* Given problem: The records that follow need to be output exactly as they are.

--------

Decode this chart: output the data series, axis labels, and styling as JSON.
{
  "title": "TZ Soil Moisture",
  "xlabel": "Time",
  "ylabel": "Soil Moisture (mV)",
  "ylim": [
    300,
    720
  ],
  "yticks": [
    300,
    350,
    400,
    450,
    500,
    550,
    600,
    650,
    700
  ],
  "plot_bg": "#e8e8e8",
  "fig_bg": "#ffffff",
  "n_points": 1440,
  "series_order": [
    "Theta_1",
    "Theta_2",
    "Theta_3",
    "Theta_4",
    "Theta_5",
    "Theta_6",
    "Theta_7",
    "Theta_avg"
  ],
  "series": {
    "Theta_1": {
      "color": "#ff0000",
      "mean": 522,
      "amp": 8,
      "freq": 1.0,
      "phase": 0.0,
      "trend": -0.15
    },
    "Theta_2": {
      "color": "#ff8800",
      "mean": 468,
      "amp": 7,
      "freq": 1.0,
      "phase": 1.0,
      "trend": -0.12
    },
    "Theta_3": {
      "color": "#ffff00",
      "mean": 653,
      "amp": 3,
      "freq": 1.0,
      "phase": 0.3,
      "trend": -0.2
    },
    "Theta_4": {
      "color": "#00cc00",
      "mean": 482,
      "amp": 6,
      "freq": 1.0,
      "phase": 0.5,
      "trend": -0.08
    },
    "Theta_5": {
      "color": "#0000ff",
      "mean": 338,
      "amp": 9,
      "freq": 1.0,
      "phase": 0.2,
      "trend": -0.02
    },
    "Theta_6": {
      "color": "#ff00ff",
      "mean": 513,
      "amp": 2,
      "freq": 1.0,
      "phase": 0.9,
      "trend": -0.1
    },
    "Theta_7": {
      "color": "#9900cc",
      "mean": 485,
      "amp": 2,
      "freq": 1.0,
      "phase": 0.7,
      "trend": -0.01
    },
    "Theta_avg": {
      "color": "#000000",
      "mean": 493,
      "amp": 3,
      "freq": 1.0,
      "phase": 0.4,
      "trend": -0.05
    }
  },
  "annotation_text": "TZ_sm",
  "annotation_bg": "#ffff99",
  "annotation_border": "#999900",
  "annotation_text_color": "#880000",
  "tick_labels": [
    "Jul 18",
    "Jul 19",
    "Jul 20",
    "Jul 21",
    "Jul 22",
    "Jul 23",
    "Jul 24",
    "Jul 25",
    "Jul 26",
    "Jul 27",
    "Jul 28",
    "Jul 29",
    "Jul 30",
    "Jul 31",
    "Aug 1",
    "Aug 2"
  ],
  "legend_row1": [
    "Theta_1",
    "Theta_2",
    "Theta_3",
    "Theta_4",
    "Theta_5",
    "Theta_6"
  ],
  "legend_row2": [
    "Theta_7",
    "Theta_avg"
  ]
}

--------

* The answer:
Decode this chart: output the data series, axis labels, and styling as JSON.
{
  "title": "TZ Soil Moisture",
  "xlabel": "Time",
  "ylabel": "Soil Moisture (mV)",
  "ylim": [
    300,
    720
  ],
  "yticks": [
    300,
    350,
    400,
    450,
    500,
    550,
    600,
    650,
    700
  ],
  "plot_bg": "#e8e8e8",
  "fig_bg": "#ffffff",
  "n_points": 1440,
  "series_order": [
    "Theta_1",
    "Theta_2",
    "Theta_3",
    "Theta_4",
    "Theta_5",
    "Theta_6",
    "Theta_7",
    "Theta_avg"
  ],
  "series": {
    "Theta_1": {
      "color": "#ff0000",
      "mean": 522,
      "amp": 8,
      "freq": 1.0,
      "phase": 0.0,
      "trend": -0.15
    },
    "Theta_2": {
      "color": "#ff8800",
      "mean": 468,
      "amp": 7,
      "freq": 1.0,
      "phase": 1.0,
      "trend": -0.12
    },
    "Theta_3": {
      "color": "#ffff00",
      "mean": 653,
      "amp": 3,
      "freq": 1.0,
      "phase": 0.3,
      "trend": -0.2
    },
    "Theta_4": {
      "color": "#00cc00",
      "mean": 482,
      "amp": 6,
      "freq": 1.0,
      "phase": 0.5,
      "trend": -0.08
    },
    "Theta_5": {
      "color": "#0000ff",
      "mean": 338,
      "amp": 9,
      "freq": 1.0,
      "phase": 0.2,
      "trend": -0.02
    },
    "Theta_6": {
      "color": "#ff00ff",
      "mean": 513,
      "amp": 2,
      "freq": 1.0,
      "phase": 0.9,
      "trend": -0.1
    },
    "Theta_7": {
      "color": "#9900cc",
      "mean": 485,
      "amp": 2,
      "freq": 1.0,
      "phase": 0.7,
      "trend": -0.01
    },
    "Theta_avg": {
      "color": "#000000",
      "mean": 493,
      "amp": 3,
      "freq": 1.0,
      "phase": 0.4,
      "trend": -0.05
    }
  },
  "annotation_text": "TZ_sm",
  "annotation_bg": "#ffff99",
  "annotation_border": "#999900",
  "annotation_text_color": "#880000",
  "tick_labels": [
    "Jul 18",
    "Jul 19",
    "Jul 20",
    "Jul 21",
    "Jul 22",
    "Jul 23",
    "Jul 24",
    "Jul 25",
    "Jul 26",
    "Jul 27",
    "Jul 28",
    "Jul 29",
    "Jul 30",
    "Jul 31",
    "Aug 1",
    "Aug 2"
  ],
  "legend_row1": [
    "Theta_1",
    "Theta_2",
    "Theta_3",
    "Theta_4",
    "Theta_5",
    "Theta_6"
  ],
  "legend_row2": [
    "Theta_7",
    "Theta_avg"
  ]
}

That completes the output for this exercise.